__Aim of the task__
Every line that holds the string "views" is to be identified and copied.

__Material for the task__
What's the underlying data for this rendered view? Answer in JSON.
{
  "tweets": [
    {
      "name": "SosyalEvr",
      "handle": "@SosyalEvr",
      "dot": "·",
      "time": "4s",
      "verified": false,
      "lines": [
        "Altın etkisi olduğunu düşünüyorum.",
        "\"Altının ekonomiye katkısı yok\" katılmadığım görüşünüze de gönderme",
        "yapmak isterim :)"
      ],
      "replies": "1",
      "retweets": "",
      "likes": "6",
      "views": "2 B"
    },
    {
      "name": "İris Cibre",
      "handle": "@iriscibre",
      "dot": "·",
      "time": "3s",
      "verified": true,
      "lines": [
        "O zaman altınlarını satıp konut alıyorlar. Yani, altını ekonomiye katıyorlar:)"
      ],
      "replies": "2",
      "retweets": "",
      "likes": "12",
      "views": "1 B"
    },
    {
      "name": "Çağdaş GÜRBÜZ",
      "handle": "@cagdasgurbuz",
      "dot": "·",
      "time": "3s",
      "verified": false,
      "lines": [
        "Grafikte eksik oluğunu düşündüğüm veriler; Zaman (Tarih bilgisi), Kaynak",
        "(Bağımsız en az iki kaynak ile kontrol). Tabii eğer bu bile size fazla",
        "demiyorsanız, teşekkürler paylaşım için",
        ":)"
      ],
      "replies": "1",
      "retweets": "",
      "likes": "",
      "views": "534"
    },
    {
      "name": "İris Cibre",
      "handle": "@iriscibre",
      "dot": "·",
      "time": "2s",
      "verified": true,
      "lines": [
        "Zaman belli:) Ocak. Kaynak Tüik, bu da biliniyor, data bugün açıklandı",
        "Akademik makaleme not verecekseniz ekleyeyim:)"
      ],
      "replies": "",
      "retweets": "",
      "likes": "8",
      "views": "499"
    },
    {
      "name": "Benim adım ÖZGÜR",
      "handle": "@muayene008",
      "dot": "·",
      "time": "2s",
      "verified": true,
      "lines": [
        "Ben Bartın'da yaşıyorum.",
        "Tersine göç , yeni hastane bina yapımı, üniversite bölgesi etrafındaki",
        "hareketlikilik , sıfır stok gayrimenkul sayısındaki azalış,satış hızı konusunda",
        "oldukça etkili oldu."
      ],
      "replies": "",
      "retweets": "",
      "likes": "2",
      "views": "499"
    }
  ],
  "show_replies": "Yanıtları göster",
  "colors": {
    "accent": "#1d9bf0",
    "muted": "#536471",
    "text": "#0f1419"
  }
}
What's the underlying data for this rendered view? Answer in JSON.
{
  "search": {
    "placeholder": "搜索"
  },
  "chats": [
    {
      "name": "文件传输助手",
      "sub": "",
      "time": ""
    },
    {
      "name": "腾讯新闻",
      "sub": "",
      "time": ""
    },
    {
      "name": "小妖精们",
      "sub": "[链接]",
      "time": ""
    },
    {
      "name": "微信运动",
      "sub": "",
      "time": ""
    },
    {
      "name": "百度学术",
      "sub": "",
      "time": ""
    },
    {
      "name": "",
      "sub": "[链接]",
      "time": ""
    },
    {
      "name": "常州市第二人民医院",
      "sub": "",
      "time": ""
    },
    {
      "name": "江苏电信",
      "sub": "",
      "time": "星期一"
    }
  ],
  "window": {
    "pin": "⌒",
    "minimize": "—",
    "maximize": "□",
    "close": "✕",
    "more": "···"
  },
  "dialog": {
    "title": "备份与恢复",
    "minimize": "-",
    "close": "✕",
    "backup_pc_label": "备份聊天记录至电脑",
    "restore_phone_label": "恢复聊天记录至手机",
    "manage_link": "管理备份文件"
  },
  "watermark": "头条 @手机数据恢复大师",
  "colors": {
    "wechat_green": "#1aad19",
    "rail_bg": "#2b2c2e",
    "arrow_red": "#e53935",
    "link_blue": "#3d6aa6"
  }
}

__Answer below__
      "views": "2 B"
      "views": "1 B"
      "views": "534"
      "views": "499"
      "views": "499"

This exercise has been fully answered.